Look below. Copy each line that has "this" in it.

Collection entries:
>> Start

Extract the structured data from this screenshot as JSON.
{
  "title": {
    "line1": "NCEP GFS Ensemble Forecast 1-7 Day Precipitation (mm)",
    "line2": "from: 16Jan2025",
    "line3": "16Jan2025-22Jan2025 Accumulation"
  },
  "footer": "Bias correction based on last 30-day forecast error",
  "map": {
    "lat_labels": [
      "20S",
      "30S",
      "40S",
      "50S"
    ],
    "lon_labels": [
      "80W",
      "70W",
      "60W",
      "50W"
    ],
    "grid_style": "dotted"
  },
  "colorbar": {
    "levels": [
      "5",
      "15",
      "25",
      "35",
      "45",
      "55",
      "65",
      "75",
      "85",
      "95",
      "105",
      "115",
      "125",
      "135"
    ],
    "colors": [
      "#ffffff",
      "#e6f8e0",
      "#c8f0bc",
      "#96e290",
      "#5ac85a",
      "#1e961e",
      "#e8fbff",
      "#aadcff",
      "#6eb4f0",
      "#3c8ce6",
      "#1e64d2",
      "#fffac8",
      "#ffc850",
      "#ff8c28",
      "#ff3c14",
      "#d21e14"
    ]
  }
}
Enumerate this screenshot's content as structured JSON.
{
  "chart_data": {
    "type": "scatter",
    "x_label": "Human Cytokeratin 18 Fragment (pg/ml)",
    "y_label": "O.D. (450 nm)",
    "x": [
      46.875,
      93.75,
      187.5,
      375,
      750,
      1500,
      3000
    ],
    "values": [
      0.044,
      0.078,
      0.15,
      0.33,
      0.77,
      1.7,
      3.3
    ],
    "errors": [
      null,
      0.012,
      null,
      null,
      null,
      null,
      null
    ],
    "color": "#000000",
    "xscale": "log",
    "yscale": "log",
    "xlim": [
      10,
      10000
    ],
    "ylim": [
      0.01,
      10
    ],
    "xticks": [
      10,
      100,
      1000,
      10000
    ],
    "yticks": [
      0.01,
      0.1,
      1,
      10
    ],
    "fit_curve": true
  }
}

>> End

▶ _Problem solution_
Extract the structured data from this screenshot as JSON.
Enumerate this screenshot's content as structured JSON.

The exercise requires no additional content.